> [Work required]:
Retype every entry exactly, character for character.

> [Data listing]:
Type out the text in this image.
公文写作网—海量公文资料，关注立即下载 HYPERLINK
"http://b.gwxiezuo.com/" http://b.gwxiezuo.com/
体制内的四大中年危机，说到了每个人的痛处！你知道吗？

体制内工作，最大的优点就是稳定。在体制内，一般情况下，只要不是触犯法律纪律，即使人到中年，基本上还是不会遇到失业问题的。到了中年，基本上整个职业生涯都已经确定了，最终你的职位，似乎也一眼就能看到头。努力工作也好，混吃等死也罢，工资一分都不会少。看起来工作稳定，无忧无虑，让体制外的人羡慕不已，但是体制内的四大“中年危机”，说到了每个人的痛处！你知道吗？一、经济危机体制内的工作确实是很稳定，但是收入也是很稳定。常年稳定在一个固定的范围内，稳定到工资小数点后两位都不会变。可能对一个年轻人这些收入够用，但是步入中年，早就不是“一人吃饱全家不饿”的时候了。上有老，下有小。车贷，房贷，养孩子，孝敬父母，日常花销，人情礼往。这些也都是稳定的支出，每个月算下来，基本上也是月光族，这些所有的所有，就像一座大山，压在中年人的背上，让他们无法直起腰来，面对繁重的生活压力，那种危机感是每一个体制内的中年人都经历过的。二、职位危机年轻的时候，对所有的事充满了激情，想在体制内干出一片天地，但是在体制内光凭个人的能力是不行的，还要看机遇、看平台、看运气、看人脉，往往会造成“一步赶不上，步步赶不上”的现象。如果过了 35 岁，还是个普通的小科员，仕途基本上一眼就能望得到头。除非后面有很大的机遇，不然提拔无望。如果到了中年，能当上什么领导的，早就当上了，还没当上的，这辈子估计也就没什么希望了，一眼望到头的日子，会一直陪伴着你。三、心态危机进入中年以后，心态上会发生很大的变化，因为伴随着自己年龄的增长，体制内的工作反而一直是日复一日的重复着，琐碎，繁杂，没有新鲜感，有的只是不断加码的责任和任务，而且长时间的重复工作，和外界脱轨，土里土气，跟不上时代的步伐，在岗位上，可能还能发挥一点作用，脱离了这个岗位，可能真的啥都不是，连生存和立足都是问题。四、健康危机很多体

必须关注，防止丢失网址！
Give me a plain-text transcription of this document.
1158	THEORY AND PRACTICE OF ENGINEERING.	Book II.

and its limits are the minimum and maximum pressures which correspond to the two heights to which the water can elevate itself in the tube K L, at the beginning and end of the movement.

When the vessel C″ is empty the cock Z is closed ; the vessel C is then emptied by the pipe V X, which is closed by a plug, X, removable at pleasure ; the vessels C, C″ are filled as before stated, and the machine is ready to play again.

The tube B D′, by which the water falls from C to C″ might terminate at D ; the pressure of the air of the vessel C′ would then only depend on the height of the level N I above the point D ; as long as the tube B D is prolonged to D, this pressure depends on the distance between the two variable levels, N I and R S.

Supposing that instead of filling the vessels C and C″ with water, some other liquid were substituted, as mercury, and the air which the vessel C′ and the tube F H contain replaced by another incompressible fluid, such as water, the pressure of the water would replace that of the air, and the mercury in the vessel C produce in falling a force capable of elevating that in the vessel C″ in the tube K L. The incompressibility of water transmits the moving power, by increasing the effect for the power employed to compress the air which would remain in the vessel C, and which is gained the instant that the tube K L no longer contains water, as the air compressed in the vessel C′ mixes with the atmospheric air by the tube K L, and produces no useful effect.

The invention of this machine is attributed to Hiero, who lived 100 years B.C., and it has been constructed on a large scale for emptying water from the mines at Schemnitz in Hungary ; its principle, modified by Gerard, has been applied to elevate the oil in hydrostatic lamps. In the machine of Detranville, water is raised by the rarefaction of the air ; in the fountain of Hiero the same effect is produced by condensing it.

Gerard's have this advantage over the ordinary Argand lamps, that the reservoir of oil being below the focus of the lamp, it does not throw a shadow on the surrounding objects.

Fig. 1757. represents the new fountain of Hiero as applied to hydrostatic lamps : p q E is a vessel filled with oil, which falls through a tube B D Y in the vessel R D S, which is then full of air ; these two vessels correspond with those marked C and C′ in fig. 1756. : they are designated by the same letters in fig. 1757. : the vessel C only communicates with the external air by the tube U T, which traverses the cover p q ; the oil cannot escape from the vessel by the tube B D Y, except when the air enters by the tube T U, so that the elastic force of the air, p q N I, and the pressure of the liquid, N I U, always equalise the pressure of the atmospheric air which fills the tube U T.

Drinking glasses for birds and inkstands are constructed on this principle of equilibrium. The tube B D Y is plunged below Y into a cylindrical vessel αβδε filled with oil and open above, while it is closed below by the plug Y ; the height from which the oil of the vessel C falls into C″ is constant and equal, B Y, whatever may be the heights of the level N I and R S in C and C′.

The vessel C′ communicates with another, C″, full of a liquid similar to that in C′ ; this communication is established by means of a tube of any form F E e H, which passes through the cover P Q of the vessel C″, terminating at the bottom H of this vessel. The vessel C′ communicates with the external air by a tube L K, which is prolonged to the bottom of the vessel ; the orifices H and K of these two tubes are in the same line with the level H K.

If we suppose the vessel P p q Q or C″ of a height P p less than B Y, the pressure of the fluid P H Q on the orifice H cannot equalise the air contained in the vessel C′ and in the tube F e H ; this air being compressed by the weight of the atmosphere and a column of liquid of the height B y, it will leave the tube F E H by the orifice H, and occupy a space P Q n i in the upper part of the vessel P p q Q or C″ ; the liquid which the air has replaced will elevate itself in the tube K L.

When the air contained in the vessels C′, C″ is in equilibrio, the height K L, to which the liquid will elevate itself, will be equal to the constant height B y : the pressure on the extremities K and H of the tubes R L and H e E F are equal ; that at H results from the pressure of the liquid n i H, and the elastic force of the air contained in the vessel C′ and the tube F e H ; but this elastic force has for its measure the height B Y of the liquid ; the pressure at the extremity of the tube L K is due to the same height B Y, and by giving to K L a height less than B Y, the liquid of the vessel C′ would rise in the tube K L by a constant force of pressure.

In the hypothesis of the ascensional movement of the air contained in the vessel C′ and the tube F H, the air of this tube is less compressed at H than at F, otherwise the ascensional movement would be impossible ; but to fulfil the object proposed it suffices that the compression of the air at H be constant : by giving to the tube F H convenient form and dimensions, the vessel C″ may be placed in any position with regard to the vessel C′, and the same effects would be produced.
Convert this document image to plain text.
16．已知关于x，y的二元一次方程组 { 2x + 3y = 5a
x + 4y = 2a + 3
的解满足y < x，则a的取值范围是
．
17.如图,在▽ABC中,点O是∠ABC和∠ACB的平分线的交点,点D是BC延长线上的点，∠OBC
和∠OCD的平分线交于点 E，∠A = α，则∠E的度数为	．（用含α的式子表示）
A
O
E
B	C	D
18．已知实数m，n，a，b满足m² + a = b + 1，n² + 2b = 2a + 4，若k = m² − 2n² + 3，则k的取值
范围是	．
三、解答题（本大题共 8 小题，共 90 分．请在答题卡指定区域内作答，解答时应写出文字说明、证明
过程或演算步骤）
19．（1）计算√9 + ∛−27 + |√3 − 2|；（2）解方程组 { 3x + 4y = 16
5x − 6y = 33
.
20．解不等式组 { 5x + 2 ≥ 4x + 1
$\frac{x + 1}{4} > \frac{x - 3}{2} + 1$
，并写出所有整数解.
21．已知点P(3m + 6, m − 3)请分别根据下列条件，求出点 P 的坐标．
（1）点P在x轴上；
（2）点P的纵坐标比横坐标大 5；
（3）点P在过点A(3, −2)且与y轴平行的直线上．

> [Answer to the problem]:
Type out the text in this image.
公文写作网—海量公文资料，关注立即下载 HYPERLINK
"http://b.gwxiezuo.com/" http://b.gwxiezuo.com/
体制内的四大中年危机，说到了每个人的痛处！你知道吗？

体制内工作，最大的优点就是稳定。在体制内，一般情况下，只要不是触犯法律纪律，即使人到中年，基本上还是不会遇到失业问题的。到了中年，基本上整个职业生涯都已经确定了，最终你的职位，似乎也一眼就能看到头。努力工作也好，混吃等死也罢，工资一分都不会少。看起来工作稳定，无忧无虑，让体制外的人羡慕不已，但是体制内的四大“中年危机”，说到了每个人的痛处！你知道吗？一、经济危机体制内的工作确实是很稳定，但是收入也是很稳定。常年稳定在一个固定的范围内，稳定到工资小数点后两位都不会变。可能对一个年轻人这些收入够用，但是步入中年，早就不是“一人吃饱全家不饿”的时候了。上有老，下有小。车贷，房贷，养孩子，孝敬父母，日常花销，人情礼往。这些也都是稳定的支出，每个月算下来，基本上也是月光族，这些所有的所有，就像一座大山，压在中年人的背上，让他们无法直起腰来，面对繁重的生活压力，那种危机感是每一个体制内的中年人都经历过的。二、职位危机年轻的时候，对所有的事充满了激情，想在体制内干出一片天地，但是在体制内光凭个人的能力是不行的，还要看机遇、看平台、看运气、看人脉，往往会造成“一步赶不上，步步赶不上”的现象。如果过了 35 岁，还是个普通的小科员，仕途基本上一眼就能望得到头。除非后面有很大的机遇，不然提拔无望。如果到了中年，能当上什么领导的，早就当上了，还没当上的，这辈子估计也就没什么希望了，一眼望到头的日子，会一直陪伴着你。三、心态危机进入中年以后，心态上会发生很大的变化，因为伴随着自己年龄的增长，体制内的工作反而一直是日复一日的重复着，琐碎，繁杂，没有新鲜感，有的只是不断加码的责任和任务，而且长时间的重复工作，和外界脱轨，土里土气，跟不上时代的步伐，在岗位上，可能还能发挥一点作用，脱离了这个岗位，可能真的啥都不是，连生存和立足都是问题。四、健康危机很多体

必须关注，防止丢失网址！
Give me a plain-text transcription of this document.
1158	THEORY AND PRACTICE OF ENGINEERING.	Book II.

and its limits are the minimum and maximum pressures which correspond to the two heights to which the water can elevate itself in the tube K L, at the beginning and end of the movement.

When the vessel C″ is empty the cock Z is closed ; the vessel C is then emptied by the pipe V X, which is closed by a plug, X, removable at pleasure ; the vessels C, C″ are filled as before stated, and the machine is ready to play again.

The tube B D′, by which the water falls from C to C″ might terminate at D ; the pressure of the air of the vessel C′ would then only depend on the height of the level N I above the point D ; as long as the tube B D is prolonged to D, this pressure depends on the distance between the two variable levels, N I and R S.

Supposing that instead of filling the vessels C and C″ with water, some other liquid were substituted, as mercury, and the air which the vessel C′ and the tube F H contain replaced by another incompressible fluid, such as water, the pressure of the water would replace that of the air, and the mercury in the vessel C produce in falling a force capable of elevating that in the vessel C″ in the tube K L. The incompressibility of water transmits the moving power, by increasing the effect for the power employed to compress the air which would remain in the vessel C, and which is gained the instant that the tube K L no longer contains water, as the air compressed in the vessel C′ mixes with the atmospheric air by the tube K L, and produces no useful effect.

The invention of this machine is attributed to Hiero, who lived 100 years B.C., and it has been constructed on a large scale for emptying water from the mines at Schemnitz in Hungary ; its principle, modified by Gerard, has been applied to elevate the oil in hydrostatic lamps. In the machine of Detranville, water is raised by the rarefaction of the air ; in the fountain of Hiero the same effect is produced by condensing it.

Gerard's have this advantage over the ordinary Argand lamps, that the reservoir of oil being below the focus of the lamp, it does not throw a shadow on the surrounding objects.

Fig. 1757. represents the new fountain of Hiero as applied to hydrostatic lamps : p q E is a vessel filled with oil, which falls through a tube B D Y in the vessel R D S, which is then full of air ; these two vessels correspond with those marked C and C′ in fig. 1756. : they are designated by the same letters in fig. 1757. : the vessel C only communicates with the external air by the tube U T, which traverses the cover p q ; the oil cannot escape from the vessel by the tube B D Y, except when the air enters by the tube T U, so that the elastic force of the air, p q N I, and the pressure of the liquid, N I U, always equalise the pressure of the atmospheric air which fills the tube U T.

Drinking glasses for birds and inkstands are constructed on this principle of equilibrium. The tube B D Y is plunged below Y into a cylindrical vessel αβδε filled with oil and open above, while it is closed below by the plug Y ; the height from which the oil of the vessel C falls into C″ is constant and equal, B Y, whatever may be the heights of the level N I and R S in C and C′.

The vessel C′ communicates with another, C″, full of a liquid similar to that in C′ ; this communication is established by means of a tube of any form F E e H, which passes through the cover P Q of the vessel C″, terminating at the bottom H of this vessel. The vessel C′ communicates with the external air by a tube L K, which is prolonged to the bottom of the vessel ; the orifices H and K of these two tubes are in the same line with the level H K.

If we suppose the vessel P p q Q or C″ of a height P p less than B Y, the pressure of the fluid P H Q on the orifice H cannot equalise the air contained in the vessel C′ and in the tube F e H ; this air being compressed by the weight of the atmosphere and a column of liquid of the height B y, it will leave the tube F E H by the orifice H, and occupy a space P Q n i in the upper part of the vessel P p q Q or C″ ; the liquid which the air has replaced will elevate itself in the tube K L.

When the air contained in the vessels C′, C″ is in equilibrio, the height K L, to which the liquid will elevate itself, will be equal to the constant height B y : the pressure on the extremities K and H of the tubes R L and H e E F are equal ; that at H results from the pressure of the liquid n i H, and the elastic force of the air contained in the vessel C′ and the tube F e H ; but this elastic force has for its measure the height B Y of the liquid ; the pressure at the extremity of the tube L K is due to the same height B Y, and by giving to K L a height less than B Y, the liquid of the vessel C′ would rise in the tube K L by a constant force of pressure.

In the hypothesis of the ascensional movement of the air contained in the vessel C′ and the tube F H, the air of this tube is less compressed at H than at F, otherwise the ascensional movement would be impossible ; but to fulfil the object proposed it suffices that the compression of the air at H be constant : by giving to the tube F H convenient form and dimensions, the vessel C″ may be placed in any position with regard to the vessel C′, and the same effects would be produced.
Convert this document image to plain text.
16．已知关于x，y的二元一次方程组 { 2x + 3y = 5a
x + 4y = 2a + 3
的解满足y < x，则a的取值范围是
．
17.如图,在▽ABC中,点O是∠ABC和∠ACB的平分线的交点,点D是BC延长线上的点，∠OBC
和∠OCD的平分线交于点 E，∠A = α，则∠E的度数为	．（用含α的式子表示）
A
O
E
B	C	D
18．已知实数m，n，a，b满足m² + a = b + 1，n² + 2b = 2a + 4，若k = m² − 2n² + 3，则k的取值
范围是	．
三、解答题（本大题共 8 小题，共 90 分．请在答题卡指定区域内作答，解答时应写出文字说明、证明
过程或演算步骤）
19．（1）计算√9 + ∛−27 + |√3 − 2|；（2）解方程组 { 3x + 4y = 16
5x − 6y = 33
.
20．解不等式组 { 5x + 2 ≥ 4x + 1
$\frac{x + 1}{4} > \frac{x - 3}{2} + 1$
，并写出所有整数解.
21．已知点P(3m + 6, m − 3)请分别根据下列条件，求出点 P 的坐标．
（1）点P在x轴上；
（2）点P的纵坐标比横坐标大 5；
（3）点P在过点A(3, −2)且与y轴平行的直线上．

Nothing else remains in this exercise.